● Document extract
※ ※ ※

For example, although described above in the context of newborns, the concepts of the present disclosure may also be utilized in the treatment of non- newborn patients. For instance, in particular regard to non-newborns, a blood pump similar to the blood pump 16 may be implanted in the inferior vena cava 42 to support cavopulmonary blood flow. In non-newborn patients that might need pump support, the drainage from the inferior vena cava 42 is a potential source of problems, thus, a unidirectional pump positioned in the inferior vena cava 42 may be utilized to provide mechanical flow support. Such a configuration would be similar to as shown in FIG. 1, except that the pump 16 would be positioned in the inferior vena cava 42 only. It should be appreciated that such an arrangement (i.e., a blood pump positioned in the inferior vena cava 42 only) is also contemplated for use in the treatment of newborns.

※ ※ ※

● Data records
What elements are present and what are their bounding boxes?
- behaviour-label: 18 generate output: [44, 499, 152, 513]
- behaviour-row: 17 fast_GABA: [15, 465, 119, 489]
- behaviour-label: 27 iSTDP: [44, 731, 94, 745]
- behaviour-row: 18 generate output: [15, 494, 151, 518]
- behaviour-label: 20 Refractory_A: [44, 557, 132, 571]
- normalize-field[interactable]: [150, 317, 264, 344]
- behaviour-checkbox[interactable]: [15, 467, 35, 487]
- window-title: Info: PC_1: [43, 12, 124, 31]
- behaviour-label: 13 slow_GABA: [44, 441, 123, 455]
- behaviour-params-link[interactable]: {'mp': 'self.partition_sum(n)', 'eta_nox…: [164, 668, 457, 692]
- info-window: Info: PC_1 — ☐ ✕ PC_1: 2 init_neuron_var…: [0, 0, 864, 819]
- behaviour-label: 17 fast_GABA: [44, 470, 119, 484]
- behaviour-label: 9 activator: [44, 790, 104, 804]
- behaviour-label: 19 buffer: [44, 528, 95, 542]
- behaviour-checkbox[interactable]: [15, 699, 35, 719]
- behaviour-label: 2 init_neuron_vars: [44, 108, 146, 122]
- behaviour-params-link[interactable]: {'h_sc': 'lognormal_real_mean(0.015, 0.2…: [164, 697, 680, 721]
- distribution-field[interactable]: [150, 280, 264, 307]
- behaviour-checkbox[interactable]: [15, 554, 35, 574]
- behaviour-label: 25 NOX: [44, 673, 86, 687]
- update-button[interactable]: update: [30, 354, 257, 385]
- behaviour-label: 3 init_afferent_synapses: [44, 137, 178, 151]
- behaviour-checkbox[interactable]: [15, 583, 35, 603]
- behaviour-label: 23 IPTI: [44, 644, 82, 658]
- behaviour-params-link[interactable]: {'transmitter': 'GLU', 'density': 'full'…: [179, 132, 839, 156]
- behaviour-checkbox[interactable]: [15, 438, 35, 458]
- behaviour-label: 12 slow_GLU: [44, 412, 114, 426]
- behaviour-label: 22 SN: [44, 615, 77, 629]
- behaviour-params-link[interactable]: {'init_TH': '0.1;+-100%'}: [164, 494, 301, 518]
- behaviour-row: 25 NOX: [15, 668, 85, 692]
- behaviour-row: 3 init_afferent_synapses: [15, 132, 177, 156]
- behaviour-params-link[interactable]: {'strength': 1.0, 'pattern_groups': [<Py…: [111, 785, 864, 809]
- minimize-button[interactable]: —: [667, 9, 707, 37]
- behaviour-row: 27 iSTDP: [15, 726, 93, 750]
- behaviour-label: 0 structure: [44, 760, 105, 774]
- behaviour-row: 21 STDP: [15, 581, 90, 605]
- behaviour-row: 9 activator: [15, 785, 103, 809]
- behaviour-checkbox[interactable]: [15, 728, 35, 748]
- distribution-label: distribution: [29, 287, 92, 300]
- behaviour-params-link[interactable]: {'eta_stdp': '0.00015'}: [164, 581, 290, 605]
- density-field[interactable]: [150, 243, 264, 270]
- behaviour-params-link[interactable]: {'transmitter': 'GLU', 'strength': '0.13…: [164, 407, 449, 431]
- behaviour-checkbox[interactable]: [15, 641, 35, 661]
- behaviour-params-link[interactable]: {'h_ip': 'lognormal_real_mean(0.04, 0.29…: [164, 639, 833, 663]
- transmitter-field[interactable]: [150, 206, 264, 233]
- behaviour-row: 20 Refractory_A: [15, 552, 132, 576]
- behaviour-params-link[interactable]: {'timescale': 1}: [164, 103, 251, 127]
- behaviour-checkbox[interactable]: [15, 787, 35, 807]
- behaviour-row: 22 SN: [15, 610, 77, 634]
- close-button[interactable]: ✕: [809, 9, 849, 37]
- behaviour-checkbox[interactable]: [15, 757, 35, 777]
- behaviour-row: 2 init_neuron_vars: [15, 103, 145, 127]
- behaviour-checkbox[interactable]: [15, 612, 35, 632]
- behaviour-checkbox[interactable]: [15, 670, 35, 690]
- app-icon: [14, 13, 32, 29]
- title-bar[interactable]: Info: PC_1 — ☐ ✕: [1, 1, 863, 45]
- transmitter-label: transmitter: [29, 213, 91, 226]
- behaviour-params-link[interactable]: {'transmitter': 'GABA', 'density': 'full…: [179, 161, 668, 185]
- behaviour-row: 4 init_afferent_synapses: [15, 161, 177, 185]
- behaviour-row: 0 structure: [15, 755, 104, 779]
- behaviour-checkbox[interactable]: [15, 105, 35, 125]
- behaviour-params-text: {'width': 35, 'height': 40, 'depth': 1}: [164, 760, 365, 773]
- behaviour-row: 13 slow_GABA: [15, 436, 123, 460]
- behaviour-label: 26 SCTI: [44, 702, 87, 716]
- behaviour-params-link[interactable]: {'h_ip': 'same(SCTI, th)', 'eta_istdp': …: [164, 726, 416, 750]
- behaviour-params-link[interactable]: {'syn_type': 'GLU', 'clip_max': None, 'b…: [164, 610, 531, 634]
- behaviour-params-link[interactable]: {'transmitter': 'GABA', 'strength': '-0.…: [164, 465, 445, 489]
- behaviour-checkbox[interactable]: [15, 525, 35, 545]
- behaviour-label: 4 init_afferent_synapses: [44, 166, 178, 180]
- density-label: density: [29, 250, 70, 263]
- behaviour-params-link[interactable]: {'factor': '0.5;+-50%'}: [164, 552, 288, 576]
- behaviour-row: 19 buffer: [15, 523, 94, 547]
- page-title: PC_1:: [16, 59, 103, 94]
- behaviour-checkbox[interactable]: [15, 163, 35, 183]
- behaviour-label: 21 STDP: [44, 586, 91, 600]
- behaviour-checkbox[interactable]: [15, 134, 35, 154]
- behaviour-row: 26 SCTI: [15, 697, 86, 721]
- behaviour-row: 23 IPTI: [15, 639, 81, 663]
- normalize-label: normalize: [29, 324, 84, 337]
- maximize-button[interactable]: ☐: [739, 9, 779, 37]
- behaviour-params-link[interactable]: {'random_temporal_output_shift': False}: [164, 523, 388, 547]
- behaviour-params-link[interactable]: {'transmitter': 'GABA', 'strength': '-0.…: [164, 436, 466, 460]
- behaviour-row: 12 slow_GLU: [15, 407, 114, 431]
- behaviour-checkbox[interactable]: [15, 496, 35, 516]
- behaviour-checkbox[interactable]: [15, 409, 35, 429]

※ ※ ※

● Problem to solve
For each statement, answer yes or no according to the blood pump passage, and quote the words from it that decide the answer.
(a) A pump in the inferior vena cava could support cavopulmonary blood flow.
(b) The pump placed in the inferior vena cava would move blood in two directions.
(c) Placing a pump in the inferior vena cava only is ruled out for newborns.

● Problem solution
(a) Yes: "may be implanted in the inferior vena cava 42 to support cavopulmonary blood flow"
(b) No: "a unidirectional pump positioned in the inferior vena cava 42"
(c) No: "is also contemplated for use in the treatment of newborns"